Records from a dataset:
+++++
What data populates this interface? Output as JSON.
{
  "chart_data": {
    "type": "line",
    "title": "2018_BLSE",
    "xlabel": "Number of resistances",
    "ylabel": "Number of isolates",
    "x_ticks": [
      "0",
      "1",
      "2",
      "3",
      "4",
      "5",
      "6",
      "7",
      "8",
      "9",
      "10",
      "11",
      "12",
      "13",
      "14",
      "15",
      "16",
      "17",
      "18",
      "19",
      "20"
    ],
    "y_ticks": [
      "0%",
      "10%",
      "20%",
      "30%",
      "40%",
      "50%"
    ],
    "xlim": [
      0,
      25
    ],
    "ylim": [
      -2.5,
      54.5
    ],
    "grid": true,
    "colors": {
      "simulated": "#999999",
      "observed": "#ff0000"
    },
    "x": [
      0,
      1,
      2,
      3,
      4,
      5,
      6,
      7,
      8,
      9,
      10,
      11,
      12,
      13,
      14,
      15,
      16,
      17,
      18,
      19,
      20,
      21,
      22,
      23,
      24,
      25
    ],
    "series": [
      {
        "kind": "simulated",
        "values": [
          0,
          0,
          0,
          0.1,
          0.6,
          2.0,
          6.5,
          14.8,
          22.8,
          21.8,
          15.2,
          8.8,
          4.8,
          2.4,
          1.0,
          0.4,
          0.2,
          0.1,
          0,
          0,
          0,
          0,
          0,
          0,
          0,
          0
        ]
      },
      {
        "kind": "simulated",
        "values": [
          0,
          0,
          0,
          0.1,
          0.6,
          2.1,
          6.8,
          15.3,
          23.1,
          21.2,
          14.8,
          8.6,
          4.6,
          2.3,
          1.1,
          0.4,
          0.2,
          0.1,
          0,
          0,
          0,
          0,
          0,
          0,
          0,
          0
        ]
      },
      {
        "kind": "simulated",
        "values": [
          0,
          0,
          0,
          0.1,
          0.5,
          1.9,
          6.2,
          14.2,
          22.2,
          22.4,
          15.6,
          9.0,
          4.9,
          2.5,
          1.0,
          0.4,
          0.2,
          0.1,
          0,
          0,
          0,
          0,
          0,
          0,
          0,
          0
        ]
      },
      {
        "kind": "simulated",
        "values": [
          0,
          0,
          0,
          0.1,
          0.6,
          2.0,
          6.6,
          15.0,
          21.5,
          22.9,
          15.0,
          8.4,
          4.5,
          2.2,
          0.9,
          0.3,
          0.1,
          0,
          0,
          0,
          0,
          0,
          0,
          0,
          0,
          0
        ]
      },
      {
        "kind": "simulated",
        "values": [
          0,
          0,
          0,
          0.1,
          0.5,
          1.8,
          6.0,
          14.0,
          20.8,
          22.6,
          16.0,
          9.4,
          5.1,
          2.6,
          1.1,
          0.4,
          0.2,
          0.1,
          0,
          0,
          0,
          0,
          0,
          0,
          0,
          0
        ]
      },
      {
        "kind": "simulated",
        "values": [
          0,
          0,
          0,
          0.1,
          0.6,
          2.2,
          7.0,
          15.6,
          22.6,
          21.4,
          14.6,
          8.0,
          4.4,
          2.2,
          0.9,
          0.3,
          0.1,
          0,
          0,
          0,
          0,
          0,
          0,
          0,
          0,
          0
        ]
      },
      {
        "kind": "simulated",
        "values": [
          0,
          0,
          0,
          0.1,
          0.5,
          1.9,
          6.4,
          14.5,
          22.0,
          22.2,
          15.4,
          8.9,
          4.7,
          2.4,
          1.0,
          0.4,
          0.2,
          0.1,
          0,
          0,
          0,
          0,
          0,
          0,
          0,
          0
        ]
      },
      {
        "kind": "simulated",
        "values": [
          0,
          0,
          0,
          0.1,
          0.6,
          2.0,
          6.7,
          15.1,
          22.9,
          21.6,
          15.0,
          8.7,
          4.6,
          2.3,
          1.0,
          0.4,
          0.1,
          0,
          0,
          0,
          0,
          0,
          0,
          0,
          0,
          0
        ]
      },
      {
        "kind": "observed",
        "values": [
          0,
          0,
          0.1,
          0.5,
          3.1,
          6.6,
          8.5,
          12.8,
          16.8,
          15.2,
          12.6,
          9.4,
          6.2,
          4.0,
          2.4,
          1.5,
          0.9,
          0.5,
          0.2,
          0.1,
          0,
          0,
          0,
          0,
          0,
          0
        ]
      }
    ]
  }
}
+++++
**Set task**
Report all lines of the material that contain the word "Number".

**Solution for this problem**
    "xlabel": "Number of resistances",
    "ylabel": "Number of isolates",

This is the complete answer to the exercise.